● Your tasks
1. In the article on depression and heart health, how many men and women had the effect of sertraline analyzed?
2. Carry on the article on depression and heart health from its last sentence.

● Selected extract
Depression not only works havoc with our day-to-day interactions, but it also has a telling effect on heart health.

Psychcentral reports a new study by psychiatrists and cardiologists at the University of California – Davis and Duke University schools of medicine, wherein it has been observed that by controlling depression, heart health of patients and their quality of life see an immense improvement.

Wei Jiang, M.D., senior author of the study and director of the Neuropsychocardiology Laboratory at Duke University Medical Center, told Psychcentral,

Our new study is just the tip of the iceberg, since the relationship between the body and mind is extremely complex. Researchers and practitioners increasingly recognize that the mind and the body have powerful connections, which is promising since they have been segregated for years. This kind of interdisciplinary research can help find answers to how physical health affects mental health, and vice versa, and inform the development of clinical practices that recognize this approach.

For the purpose of the study researchers did a secondary examination on data obtained from the 2008 Sertraline Against Depression and Heart Disease in Chronic Heart Failure (SADHART-CHF) report.

The effect of Zoloft an antidepressant medication sertraline, was analyzed on 469 men and women, whose age was 45 years or older.  The men and women who were under observation, had been identified both with heart failure and depression.

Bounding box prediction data
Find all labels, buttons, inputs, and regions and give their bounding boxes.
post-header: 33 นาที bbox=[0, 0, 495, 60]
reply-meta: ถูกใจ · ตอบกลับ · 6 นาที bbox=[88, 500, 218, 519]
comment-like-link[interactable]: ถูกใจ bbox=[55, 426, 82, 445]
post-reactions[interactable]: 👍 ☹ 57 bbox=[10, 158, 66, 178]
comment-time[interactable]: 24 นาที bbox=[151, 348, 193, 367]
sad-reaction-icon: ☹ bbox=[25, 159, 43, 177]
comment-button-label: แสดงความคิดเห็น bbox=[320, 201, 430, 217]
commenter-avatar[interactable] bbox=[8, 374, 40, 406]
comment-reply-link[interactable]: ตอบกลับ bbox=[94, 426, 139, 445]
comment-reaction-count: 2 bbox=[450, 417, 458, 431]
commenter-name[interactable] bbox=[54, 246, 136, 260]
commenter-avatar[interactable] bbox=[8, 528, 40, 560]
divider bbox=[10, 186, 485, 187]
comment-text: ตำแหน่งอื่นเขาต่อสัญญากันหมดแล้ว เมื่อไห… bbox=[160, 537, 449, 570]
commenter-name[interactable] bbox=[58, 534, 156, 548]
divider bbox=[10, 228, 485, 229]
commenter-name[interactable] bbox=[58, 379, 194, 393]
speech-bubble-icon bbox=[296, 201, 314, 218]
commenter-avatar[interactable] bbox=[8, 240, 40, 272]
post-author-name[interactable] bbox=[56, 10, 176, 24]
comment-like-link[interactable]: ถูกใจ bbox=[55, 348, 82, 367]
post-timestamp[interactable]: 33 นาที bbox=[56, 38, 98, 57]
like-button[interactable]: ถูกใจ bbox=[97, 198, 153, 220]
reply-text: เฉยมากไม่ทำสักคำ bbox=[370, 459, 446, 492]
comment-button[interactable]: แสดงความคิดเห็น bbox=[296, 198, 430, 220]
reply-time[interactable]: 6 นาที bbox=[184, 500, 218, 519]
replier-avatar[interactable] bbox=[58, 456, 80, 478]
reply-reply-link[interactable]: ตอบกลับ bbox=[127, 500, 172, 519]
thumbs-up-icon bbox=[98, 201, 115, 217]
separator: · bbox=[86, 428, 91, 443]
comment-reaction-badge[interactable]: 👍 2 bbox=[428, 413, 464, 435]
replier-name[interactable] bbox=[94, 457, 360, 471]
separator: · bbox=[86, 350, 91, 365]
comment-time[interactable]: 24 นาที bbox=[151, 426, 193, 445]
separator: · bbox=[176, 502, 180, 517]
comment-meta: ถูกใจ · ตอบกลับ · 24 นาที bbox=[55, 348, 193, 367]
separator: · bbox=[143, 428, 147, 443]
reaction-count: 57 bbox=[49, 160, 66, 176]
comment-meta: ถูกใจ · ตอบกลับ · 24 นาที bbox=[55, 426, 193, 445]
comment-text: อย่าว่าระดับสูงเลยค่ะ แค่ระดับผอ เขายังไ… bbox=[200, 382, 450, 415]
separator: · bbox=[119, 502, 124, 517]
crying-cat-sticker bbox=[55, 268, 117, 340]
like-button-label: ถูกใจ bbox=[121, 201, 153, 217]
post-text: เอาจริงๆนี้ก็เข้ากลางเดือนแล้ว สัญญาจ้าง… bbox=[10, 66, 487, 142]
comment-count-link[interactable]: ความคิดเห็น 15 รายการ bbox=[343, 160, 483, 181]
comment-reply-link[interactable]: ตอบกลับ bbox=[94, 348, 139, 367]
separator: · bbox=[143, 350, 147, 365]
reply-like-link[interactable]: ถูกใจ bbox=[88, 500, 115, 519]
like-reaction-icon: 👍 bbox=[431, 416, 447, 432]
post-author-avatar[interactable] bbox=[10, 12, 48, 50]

● Results for the exercise
1. 469

2.
While the first SADHART-CHF results did not show any significant difference in reducing depression symptoms between a placebo and sertraline treatment, the focus of the current study was health and depression of patients, independent of the effects of any antidepressant medication.

As per the researchers, patients whose depression went into reduction, experienced an improved sense of physical and mental well-being.

This study is crucial, since it addresses a vital understanding that mind and body are not exclusive of each other.

Glen Xiong, M.D., associate clinical professor of psychiatry and behavioral sciences at UC Davis and lead author views also agree with Jiang. Sharing his views he said,

I think clinicians will be more motivated to both screen and treat depressive symptoms in people with heart failure because of the significant functional improvements.